*TASK DETAILS*. Provide an exact reproduction of every entry.

*Data records*.
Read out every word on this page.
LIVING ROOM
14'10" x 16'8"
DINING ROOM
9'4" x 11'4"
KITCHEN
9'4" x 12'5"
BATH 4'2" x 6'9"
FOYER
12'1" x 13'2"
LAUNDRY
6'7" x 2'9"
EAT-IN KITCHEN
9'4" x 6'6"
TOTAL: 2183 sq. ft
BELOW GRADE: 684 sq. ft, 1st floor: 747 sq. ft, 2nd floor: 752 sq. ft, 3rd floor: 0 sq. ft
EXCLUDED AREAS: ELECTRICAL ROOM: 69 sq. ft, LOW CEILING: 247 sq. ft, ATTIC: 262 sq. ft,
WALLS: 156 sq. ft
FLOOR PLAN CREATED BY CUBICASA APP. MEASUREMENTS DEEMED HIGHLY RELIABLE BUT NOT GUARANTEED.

*ANSWER*.
Read out every word on this page.
LIVING ROOM
14'10" x 16'8"
DINING ROOM
9'4" x 11'4"
KITCHEN
9'4" x 12'5"
BATH 4'2" x 6'9"
FOYER
12'1" x 13'2"
LAUNDRY
6'7" x 2'9"
EAT-IN KITCHEN
9'4" x 6'6"
TOTAL: 2183 sq. ft
BELOW GRADE: 684 sq. ft, 1st floor: 747 sq. ft, 2nd floor: 752 sq. ft, 3rd floor: 0 sq. ft
EXCLUDED AREAS: ELECTRICAL ROOM: 69 sq. ft, LOW CEILING: 247 sq. ft, ATTIC: 262 sq. ft,
WALLS: 156 sq. ft
FLOOR PLAN CREATED BY CUBICASA APP. MEASUREMENTS DEEMED HIGHLY RELIABLE BUT NOT GUARANTEED.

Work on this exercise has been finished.